PROBLEM TO WORK ON – Drop the images; return everything else in the listing below exactly.

Extracted records –
[start]

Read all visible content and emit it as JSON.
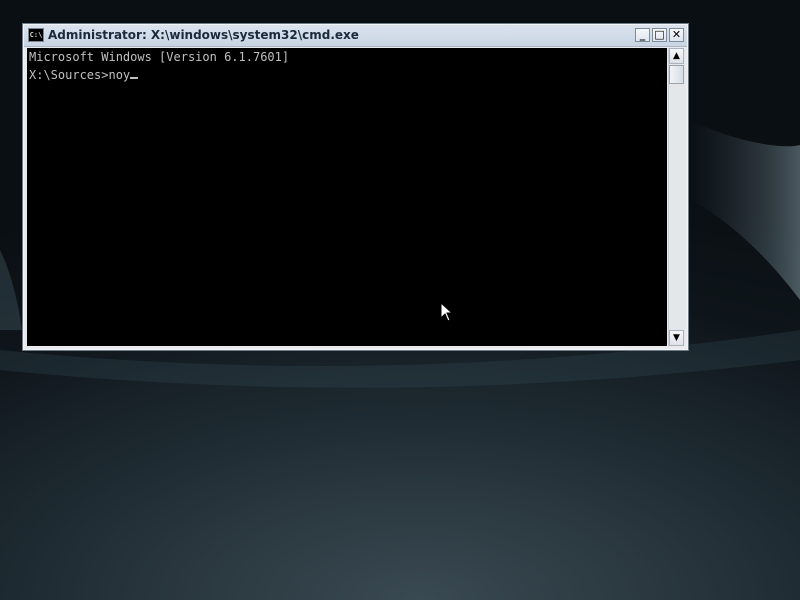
{
  "window": {
    "title": "Administrator: X:\\windows\\system32\\cmd.exe",
    "icon_label": "C:\\",
    "controls": {
      "minimize": "_",
      "maximize": "□",
      "close": "✕"
    }
  },
  "console": {
    "lines": [
      "Microsoft Windows [Version 6.1.7601]",
      "",
      "X:\\Sources>noy"
    ]
  },
  "scrollbar": {
    "up": "▲",
    "down": "▼"
  }
}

[end]

EXERCISE ANSWER –
Read all visible content and emit it as JSON.
{
  "window": {
    "title": "Administrator: X:\\windows\\system32\\cmd.exe",
    "icon_label": "C:\\",
    "controls": {
      "minimize": "_",
      "maximize": "□",
      "close": "✕"
    }
  },
  "console": {
    "lines": [
      "Microsoft Windows [Version 6.1.7601]",
      "",
      "X:\\Sources>noy"
    ]
  },
  "scrollbar": {
    "up": "▲",
    "down": "▼"
  }
}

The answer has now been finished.